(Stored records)
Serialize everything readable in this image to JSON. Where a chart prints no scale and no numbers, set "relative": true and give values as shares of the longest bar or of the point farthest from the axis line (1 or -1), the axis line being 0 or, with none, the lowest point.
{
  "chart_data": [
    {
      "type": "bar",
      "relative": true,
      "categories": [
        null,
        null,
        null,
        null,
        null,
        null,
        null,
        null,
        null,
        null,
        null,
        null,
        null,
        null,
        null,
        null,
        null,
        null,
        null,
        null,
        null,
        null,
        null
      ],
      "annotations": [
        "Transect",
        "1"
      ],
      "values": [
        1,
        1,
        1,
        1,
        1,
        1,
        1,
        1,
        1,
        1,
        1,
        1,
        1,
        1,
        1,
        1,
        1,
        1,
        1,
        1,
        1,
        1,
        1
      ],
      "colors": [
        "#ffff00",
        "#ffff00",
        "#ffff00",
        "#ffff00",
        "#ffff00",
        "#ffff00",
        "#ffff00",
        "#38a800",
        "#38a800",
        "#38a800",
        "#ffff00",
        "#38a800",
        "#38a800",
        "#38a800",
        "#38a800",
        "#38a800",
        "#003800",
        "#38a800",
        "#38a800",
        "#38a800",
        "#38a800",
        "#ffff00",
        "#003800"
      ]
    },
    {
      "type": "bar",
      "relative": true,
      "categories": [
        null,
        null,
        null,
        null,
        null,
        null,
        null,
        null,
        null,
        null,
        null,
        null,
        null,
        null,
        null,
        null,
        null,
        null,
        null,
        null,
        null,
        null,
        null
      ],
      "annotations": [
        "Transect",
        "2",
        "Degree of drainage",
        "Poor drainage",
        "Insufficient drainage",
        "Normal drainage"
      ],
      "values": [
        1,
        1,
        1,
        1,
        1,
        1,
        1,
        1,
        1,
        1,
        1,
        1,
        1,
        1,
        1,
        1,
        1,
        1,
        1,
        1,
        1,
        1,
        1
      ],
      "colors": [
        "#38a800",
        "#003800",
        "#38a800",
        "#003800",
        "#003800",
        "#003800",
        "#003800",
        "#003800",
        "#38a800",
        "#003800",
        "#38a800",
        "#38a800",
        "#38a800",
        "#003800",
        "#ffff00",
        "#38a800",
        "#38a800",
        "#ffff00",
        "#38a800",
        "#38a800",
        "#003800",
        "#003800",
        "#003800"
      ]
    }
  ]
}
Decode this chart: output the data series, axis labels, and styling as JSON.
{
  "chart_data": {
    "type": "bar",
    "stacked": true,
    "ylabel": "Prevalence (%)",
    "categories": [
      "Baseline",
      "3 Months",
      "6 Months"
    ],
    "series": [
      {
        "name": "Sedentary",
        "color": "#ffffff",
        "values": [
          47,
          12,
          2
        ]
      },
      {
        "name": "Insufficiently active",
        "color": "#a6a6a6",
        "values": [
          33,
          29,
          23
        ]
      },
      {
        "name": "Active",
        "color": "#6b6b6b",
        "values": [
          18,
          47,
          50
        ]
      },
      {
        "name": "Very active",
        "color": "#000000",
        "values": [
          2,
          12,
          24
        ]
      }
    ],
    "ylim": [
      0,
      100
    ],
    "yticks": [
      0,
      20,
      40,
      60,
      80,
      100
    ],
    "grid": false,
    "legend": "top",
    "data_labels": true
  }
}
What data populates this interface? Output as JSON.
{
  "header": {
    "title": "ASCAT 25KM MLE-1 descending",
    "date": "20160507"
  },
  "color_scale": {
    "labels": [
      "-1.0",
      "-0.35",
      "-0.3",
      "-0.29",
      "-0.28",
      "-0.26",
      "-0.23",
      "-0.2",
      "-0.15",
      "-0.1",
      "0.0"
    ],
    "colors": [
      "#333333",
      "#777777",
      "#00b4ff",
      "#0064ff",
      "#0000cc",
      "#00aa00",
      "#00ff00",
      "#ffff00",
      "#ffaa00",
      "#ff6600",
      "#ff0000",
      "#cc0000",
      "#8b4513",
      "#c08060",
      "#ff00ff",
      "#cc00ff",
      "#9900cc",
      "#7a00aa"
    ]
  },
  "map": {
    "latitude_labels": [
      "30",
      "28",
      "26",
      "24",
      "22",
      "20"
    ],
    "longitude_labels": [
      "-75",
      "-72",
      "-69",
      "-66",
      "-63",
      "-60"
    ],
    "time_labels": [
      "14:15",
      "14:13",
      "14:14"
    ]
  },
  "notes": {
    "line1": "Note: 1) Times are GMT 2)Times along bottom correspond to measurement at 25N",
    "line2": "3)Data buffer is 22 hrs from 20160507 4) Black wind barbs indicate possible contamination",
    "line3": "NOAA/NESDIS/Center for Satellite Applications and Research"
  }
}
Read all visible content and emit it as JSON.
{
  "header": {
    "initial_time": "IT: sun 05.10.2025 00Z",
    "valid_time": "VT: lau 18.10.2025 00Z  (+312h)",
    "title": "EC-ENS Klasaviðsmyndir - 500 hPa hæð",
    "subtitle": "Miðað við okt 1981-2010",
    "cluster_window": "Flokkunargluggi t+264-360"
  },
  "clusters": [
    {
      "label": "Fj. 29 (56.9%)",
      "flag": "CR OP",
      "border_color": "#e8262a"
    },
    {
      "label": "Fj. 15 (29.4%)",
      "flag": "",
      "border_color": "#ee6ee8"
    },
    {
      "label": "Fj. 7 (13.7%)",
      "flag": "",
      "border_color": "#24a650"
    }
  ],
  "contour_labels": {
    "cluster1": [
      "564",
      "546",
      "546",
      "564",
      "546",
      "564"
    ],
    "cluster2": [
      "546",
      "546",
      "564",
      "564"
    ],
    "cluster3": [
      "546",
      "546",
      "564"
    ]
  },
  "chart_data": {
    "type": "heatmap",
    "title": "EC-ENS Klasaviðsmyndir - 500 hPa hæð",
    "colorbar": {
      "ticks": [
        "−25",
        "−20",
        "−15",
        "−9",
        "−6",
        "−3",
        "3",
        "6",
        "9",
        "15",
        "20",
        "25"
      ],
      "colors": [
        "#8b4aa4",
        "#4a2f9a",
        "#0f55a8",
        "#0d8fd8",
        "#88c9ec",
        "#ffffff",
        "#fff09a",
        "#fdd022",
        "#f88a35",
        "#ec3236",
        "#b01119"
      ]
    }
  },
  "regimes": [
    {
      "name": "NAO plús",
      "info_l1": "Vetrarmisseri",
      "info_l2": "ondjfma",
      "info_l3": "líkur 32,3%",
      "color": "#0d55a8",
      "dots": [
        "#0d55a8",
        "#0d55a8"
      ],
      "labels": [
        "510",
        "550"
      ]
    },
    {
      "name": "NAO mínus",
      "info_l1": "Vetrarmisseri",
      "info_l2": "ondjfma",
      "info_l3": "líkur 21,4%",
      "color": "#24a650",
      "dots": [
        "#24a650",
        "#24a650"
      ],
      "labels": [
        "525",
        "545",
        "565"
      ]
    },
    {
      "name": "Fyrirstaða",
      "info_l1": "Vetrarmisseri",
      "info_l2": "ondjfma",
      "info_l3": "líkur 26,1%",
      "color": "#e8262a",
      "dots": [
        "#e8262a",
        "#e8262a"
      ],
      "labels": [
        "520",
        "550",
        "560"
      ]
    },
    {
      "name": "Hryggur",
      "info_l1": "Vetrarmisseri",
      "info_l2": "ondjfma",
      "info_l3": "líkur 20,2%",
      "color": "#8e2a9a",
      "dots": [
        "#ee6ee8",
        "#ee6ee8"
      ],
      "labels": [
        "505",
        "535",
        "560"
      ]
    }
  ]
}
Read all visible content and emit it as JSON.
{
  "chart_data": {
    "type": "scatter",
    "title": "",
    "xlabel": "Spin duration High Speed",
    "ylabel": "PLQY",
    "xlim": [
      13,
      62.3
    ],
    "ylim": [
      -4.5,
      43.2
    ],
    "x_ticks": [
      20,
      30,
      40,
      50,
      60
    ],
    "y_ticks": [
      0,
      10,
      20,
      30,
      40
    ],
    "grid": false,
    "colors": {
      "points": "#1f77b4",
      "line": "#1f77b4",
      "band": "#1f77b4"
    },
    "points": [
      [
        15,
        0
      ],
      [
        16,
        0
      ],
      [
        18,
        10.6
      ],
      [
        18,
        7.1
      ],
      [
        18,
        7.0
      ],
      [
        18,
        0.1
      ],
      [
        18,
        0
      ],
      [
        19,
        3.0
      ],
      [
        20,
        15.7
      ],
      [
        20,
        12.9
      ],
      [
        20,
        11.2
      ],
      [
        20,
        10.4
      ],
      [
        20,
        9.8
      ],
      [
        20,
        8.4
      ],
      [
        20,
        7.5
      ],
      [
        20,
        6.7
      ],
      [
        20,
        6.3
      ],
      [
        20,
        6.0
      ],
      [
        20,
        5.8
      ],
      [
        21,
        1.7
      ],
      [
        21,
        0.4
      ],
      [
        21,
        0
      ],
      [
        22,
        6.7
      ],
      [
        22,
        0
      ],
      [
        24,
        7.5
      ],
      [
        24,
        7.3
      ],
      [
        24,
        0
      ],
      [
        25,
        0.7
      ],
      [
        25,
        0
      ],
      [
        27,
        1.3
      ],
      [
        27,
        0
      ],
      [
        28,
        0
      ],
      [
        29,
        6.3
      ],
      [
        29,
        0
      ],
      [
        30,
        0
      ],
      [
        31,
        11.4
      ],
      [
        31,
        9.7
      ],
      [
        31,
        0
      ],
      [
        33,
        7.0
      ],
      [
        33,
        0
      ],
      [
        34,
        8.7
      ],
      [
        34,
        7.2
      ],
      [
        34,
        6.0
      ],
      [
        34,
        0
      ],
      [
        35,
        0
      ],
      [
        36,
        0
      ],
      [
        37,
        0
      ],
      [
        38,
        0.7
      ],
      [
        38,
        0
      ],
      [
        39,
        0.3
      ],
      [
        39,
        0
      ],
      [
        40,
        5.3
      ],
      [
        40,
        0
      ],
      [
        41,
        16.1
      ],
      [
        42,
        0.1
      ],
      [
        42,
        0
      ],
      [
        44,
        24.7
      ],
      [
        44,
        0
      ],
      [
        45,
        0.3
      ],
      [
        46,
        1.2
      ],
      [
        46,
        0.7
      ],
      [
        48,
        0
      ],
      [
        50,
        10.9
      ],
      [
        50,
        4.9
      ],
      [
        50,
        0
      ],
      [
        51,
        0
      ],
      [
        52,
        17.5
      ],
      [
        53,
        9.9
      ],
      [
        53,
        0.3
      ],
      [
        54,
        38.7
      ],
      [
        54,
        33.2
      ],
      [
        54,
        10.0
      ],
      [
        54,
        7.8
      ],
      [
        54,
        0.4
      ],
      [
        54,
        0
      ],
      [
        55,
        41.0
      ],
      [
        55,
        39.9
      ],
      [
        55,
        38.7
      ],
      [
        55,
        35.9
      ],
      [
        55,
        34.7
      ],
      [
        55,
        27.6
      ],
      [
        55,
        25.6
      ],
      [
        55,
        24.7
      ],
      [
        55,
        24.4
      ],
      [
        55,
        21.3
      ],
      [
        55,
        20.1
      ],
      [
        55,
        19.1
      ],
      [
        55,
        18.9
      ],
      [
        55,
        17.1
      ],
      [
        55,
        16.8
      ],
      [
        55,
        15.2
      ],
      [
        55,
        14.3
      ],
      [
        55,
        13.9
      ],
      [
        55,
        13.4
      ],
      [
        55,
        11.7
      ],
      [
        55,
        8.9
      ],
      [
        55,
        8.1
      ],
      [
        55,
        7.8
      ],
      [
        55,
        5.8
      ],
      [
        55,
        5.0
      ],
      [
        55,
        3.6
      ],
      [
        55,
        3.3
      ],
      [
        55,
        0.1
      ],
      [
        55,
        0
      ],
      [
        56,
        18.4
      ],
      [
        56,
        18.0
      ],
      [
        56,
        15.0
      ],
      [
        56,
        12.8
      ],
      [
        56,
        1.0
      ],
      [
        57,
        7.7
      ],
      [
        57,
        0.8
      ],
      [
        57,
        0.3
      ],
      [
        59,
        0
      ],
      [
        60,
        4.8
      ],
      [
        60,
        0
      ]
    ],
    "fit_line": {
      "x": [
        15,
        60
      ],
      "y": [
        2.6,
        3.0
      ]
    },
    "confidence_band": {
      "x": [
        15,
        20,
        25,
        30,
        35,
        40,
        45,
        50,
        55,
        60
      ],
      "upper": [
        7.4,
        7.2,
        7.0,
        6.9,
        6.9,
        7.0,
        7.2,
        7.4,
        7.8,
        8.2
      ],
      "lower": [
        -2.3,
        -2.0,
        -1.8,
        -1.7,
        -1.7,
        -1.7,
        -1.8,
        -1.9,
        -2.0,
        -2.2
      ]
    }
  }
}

▶ Challenge
Copy out every line from the data above that has "axis" in it.

▶ In response
Serialize everything readable in this image to JSON. Where a chart prints no scale and no numbers, set "relative": true and give values as shares of the longest bar or of the point farthest from the axis line (1 or -1), the axis line being 0 or, with none, the lowest point.
Decode this chart: output the data series, axis labels, and styling as JSON.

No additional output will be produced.